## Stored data
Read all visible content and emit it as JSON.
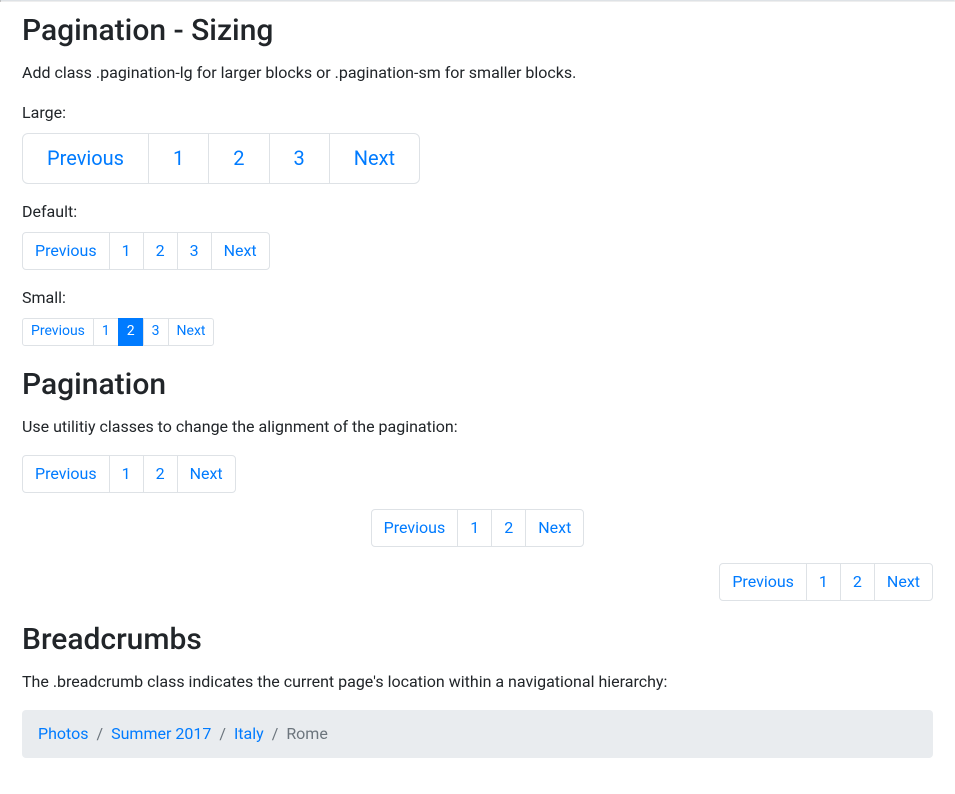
{
  "sizing": {
    "heading": "Pagination - Sizing",
    "desc": "Add class .pagination-lg for larger blocks or .pagination-sm for smaller blocks.",
    "large_label": "Large:",
    "large_items": [
      "Previous",
      "1",
      "2",
      "3",
      "Next"
    ],
    "default_label": "Default:",
    "default_items": [
      "Previous",
      "1",
      "2",
      "3",
      "Next"
    ],
    "small_label": "Small:",
    "small_items": [
      "Previous",
      "1",
      "2",
      "3",
      "Next"
    ],
    "small_active_index": 2
  },
  "alignment": {
    "heading": "Pagination",
    "desc": "Use utilitiy classes to change the alignment of the pagination:",
    "items": [
      "Previous",
      "1",
      "2",
      "Next"
    ]
  },
  "breadcrumb": {
    "heading": "Breadcrumbs",
    "desc": "The .breadcrumb class indicates the current page's location within a navigational hierarchy:",
    "items": [
      "Photos",
      "Summer 2017",
      "Italy",
      "Rome"
    ]
  }
}
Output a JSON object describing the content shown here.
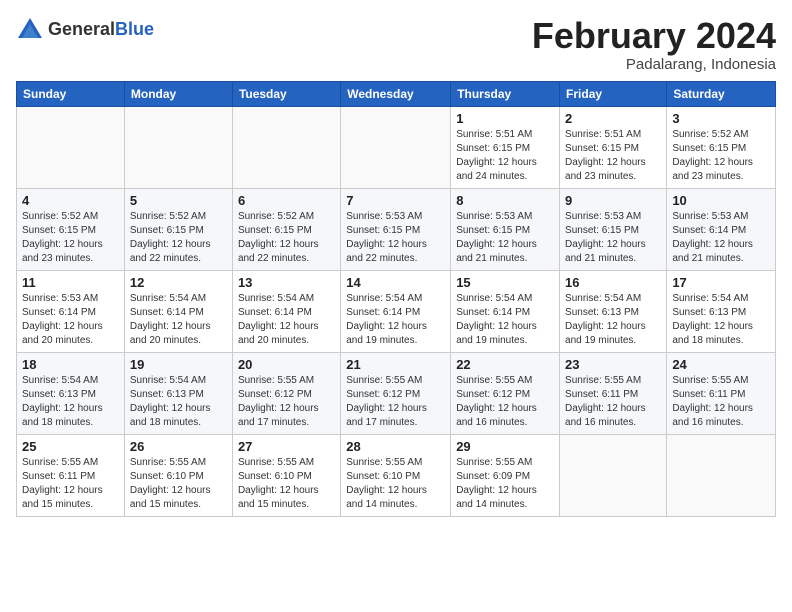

## Short problem
Repeat the listing in full and exactly. Do not include any images.

## Task answer
Read all visible content and emit it as JSON.
{
  "sizing": {
    "heading": "Pagination - Sizing",
    "desc": "Add class .pagination-lg for larger blocks or .pagination-sm for smaller blocks.",
    "large_label": "Large:",
    "large_items": [
      "Previous",
      "1",
      "2",
      "3",
      "Next"
    ],
    "default_label": "Default:",
    "default_items": [
      "Previous",
      "1",
      "2",
      "3",
      "Next"
    ],
    "small_label": "Small:",
    "small_items": [
      "Previous",
      "1",
      "2",
      "3",
      "Next"
    ],
    "small_active_index": 2
  },
  "alignment": {
    "heading": "Pagination",
    "desc": "Use utilitiy classes to change the alignment of the pagination:",
    "items": [
      "Previous",
      "1",
      "2",
      "Next"
    ]
  },
  "breadcrumb": {
    "heading": "Breadcrumbs",
    "desc": "The .breadcrumb class indicates the current page's location within a navigational hierarchy:",
    "items": [
      "Photos",
      "Summer 2017",
      "Italy",
      "Rome"
    ]
  }
}
Output a JSON object describing the content shown here.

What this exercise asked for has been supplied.